▶ YOUR INSTRUCTIONS
Only a number is wanted: how many lines in the records below contain "Write"?

▶ DATA FOR PROCESSING
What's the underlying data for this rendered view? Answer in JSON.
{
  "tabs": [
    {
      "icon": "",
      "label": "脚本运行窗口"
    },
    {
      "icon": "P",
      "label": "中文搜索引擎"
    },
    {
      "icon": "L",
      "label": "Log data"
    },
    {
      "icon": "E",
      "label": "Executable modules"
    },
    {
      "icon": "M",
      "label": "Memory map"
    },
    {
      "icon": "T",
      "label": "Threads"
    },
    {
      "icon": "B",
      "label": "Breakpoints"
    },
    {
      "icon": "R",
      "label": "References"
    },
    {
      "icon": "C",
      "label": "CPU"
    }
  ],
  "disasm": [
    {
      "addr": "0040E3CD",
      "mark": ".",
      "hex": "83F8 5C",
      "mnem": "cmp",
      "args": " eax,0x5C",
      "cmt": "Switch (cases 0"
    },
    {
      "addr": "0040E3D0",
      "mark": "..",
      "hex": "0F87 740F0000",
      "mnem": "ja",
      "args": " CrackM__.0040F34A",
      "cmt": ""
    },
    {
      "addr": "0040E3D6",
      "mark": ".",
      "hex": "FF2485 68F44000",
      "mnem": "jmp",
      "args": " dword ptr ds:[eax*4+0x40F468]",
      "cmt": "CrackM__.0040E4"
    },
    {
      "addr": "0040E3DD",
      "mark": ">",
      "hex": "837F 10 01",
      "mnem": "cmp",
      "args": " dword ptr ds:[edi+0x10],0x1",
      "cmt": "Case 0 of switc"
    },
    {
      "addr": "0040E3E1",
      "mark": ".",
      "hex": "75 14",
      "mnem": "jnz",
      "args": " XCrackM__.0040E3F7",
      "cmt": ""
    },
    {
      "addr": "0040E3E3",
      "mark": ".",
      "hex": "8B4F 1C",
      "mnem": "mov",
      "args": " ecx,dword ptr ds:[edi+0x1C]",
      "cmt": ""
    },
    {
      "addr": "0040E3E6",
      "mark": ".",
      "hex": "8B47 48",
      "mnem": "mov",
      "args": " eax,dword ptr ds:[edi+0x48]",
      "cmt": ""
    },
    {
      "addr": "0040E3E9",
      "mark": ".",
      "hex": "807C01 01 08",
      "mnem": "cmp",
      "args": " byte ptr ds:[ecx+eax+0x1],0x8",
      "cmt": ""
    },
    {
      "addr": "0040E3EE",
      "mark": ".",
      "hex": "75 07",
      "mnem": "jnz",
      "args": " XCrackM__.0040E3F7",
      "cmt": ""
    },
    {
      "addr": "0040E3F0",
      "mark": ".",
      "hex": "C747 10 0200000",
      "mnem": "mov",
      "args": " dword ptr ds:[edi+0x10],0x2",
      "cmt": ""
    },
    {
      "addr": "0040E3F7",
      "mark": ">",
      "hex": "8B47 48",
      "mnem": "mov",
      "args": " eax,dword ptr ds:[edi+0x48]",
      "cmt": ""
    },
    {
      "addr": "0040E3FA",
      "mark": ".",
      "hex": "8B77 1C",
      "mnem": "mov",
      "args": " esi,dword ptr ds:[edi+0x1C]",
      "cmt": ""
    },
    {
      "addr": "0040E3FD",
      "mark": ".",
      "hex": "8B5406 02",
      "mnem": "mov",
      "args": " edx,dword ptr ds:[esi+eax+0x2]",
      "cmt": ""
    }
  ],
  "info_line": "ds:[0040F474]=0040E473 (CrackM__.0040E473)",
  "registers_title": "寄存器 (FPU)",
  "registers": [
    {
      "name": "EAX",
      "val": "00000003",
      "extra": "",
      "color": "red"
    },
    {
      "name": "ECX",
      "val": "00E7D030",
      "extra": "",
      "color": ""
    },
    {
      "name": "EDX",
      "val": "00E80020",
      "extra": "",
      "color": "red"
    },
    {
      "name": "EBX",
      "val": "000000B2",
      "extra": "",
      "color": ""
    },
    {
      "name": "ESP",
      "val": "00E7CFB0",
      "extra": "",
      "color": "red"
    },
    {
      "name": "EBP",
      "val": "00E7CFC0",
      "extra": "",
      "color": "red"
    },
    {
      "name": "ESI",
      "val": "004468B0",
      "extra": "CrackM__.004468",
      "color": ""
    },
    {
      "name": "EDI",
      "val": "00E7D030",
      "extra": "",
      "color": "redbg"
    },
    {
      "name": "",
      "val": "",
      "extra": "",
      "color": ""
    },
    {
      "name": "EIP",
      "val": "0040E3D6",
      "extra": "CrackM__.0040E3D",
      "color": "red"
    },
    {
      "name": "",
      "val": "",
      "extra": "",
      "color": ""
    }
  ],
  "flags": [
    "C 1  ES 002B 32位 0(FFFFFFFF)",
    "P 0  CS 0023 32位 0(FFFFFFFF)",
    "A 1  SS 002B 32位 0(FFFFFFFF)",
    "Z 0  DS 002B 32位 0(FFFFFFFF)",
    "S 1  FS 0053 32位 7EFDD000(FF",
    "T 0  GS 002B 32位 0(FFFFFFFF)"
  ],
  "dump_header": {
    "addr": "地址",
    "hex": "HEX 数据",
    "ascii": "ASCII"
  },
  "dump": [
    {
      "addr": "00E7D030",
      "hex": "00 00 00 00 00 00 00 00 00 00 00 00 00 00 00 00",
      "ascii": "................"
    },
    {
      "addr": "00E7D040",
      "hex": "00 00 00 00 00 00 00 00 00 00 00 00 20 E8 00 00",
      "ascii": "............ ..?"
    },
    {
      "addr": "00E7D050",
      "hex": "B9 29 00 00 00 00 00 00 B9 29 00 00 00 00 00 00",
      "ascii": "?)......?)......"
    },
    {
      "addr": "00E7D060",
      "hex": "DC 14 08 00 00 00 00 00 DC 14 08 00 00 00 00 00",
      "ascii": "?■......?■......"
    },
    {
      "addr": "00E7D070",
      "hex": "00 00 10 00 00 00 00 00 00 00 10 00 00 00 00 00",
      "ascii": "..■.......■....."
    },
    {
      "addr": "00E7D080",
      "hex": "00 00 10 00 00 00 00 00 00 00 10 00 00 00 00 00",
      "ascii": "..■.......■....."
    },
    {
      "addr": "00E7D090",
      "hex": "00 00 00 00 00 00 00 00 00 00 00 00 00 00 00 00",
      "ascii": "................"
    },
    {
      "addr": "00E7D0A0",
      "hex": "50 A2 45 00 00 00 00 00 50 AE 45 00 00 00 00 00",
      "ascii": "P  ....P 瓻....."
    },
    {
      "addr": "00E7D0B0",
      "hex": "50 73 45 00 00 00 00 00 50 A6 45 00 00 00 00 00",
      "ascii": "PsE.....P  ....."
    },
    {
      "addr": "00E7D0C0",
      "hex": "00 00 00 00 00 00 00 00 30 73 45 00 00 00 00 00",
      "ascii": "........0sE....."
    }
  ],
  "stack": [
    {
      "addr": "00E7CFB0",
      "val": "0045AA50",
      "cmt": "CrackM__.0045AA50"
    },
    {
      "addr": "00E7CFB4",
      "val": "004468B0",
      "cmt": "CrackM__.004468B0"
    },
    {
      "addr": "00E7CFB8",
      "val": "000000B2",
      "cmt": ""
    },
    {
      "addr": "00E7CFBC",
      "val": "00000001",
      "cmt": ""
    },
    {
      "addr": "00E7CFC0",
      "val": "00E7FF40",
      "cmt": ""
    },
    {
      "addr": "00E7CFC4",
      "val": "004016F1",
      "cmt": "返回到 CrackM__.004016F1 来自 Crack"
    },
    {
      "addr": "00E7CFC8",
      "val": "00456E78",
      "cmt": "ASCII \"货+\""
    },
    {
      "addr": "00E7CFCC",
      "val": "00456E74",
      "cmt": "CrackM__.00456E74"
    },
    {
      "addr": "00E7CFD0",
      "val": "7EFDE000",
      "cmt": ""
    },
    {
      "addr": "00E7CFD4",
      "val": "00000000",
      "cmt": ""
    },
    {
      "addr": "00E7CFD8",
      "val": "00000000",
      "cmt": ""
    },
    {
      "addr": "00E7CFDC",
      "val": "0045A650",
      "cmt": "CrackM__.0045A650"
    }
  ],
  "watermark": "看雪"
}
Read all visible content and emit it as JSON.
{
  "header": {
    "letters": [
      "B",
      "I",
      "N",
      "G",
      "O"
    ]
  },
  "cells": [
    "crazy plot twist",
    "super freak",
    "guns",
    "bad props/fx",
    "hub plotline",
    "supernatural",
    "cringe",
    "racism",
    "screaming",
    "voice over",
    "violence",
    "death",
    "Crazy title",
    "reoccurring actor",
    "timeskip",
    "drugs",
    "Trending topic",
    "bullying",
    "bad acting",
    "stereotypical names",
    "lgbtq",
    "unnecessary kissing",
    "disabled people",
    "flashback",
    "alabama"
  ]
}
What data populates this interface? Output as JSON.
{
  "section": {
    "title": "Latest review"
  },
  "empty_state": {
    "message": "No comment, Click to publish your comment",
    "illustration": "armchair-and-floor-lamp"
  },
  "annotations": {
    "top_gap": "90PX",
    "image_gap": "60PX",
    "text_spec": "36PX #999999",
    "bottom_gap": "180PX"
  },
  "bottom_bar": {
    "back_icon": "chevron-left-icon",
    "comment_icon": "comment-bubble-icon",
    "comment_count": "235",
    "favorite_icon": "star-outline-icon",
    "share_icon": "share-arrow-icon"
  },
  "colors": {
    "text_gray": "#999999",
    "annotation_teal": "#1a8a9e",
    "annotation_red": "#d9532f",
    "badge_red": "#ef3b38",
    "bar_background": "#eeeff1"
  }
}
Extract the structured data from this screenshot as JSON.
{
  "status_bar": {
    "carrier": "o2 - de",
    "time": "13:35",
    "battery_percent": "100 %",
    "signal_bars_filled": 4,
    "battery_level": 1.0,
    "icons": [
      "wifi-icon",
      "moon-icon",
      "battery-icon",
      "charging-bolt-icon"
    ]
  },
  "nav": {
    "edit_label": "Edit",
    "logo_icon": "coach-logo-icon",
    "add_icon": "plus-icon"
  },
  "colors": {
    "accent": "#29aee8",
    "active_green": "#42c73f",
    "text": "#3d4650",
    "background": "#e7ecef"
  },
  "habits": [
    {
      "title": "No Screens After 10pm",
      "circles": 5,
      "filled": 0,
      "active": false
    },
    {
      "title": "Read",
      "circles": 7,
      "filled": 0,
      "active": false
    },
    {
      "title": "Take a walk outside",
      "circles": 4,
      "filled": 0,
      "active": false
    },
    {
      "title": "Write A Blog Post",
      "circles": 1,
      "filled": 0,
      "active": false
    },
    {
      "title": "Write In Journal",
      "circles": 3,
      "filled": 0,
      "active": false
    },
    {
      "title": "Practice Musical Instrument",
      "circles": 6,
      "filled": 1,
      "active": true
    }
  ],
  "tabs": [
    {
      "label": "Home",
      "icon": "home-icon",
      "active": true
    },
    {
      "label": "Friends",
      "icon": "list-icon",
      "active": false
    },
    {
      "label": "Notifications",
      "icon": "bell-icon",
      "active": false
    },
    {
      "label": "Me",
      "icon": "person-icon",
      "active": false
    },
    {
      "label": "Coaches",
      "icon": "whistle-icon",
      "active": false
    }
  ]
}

▶ RESPONSE TO THIS EXERCISE
2